- AIM OF THE EXERCISE: Find the lines holding the word "Straight" and collect them.

# # # # #

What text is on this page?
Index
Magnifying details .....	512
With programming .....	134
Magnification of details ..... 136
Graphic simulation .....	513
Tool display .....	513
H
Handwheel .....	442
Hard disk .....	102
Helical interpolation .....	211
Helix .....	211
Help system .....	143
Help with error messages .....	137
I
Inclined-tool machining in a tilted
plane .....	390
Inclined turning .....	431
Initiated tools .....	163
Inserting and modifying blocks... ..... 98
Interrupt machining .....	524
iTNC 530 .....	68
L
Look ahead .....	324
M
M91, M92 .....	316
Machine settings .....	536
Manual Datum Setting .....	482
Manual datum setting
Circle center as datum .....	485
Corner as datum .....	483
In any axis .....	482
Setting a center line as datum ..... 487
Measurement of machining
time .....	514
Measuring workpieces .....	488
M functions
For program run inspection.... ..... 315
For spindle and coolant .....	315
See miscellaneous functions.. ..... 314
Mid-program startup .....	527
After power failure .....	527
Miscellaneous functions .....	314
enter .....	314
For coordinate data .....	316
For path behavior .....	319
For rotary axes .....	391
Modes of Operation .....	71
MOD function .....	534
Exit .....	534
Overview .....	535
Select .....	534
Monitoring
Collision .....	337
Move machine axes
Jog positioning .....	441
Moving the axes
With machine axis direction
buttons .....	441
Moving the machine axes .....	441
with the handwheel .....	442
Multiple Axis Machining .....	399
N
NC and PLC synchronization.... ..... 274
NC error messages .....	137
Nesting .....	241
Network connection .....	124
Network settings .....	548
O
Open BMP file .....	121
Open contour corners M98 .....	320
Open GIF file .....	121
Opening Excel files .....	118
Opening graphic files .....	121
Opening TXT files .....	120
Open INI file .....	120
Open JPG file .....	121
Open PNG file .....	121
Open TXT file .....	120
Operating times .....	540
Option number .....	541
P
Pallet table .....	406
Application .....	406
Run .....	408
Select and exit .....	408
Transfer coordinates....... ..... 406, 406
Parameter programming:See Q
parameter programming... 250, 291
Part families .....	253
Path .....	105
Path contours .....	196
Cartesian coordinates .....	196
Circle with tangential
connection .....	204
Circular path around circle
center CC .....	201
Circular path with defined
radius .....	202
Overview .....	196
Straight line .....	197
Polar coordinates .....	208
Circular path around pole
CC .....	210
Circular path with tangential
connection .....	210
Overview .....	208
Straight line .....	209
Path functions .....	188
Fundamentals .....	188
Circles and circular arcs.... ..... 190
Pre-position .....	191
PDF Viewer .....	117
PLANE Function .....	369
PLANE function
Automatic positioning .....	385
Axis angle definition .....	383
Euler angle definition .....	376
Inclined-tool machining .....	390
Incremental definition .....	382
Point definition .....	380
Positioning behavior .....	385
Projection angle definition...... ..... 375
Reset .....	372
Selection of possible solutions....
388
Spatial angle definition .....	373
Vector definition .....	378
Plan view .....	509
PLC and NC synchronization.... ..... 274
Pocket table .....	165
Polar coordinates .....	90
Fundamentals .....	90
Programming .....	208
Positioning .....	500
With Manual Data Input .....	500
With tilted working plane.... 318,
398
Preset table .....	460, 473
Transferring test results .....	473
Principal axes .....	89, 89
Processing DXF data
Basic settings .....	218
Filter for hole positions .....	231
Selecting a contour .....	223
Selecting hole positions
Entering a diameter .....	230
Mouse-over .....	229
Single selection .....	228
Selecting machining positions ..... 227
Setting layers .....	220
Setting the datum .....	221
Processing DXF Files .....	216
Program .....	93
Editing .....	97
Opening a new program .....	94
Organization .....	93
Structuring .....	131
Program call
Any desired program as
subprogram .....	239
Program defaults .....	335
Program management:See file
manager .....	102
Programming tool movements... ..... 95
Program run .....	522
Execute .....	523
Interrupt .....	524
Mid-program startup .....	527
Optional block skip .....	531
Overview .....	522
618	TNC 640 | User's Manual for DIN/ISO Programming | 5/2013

# # # # #

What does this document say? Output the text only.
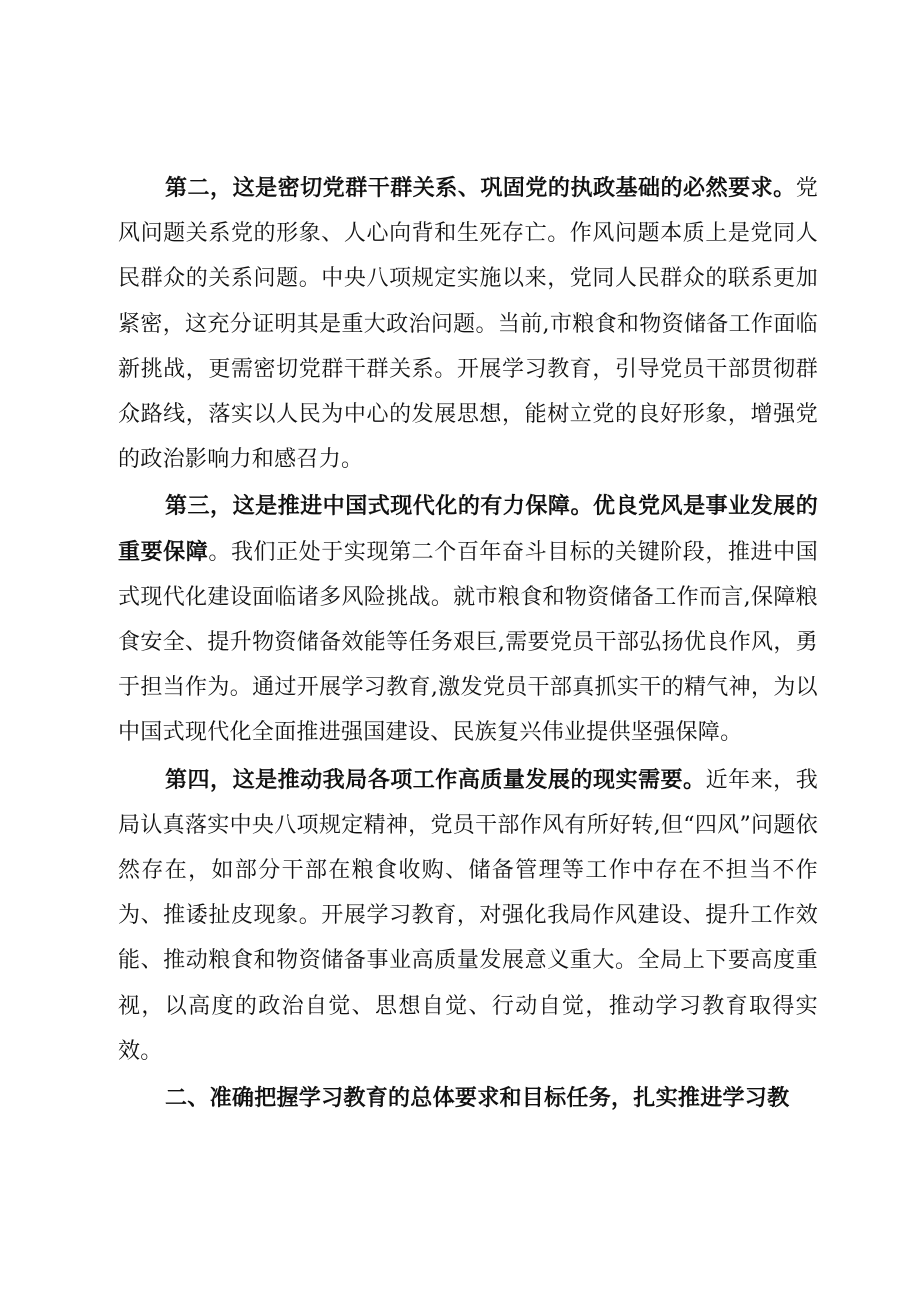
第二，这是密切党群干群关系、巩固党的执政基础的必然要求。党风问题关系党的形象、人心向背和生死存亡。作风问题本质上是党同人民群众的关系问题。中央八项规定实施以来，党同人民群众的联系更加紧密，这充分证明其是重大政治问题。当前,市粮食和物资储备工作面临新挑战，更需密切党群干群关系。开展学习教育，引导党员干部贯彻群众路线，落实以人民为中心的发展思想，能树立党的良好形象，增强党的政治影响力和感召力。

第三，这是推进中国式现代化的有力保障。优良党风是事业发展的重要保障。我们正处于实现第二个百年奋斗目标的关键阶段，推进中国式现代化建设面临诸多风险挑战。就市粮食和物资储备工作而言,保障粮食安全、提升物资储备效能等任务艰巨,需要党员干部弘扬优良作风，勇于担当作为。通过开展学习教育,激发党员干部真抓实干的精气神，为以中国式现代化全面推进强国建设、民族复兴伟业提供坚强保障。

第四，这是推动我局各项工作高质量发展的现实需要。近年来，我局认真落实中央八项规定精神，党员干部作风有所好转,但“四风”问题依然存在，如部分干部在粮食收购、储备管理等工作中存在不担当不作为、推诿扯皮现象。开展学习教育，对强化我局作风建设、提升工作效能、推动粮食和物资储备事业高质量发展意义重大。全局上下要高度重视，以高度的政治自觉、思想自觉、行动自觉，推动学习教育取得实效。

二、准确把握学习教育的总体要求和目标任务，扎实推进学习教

# # # # #

- EXERCISE RESPONSE:
Straight line .....	197
Straight line .....	209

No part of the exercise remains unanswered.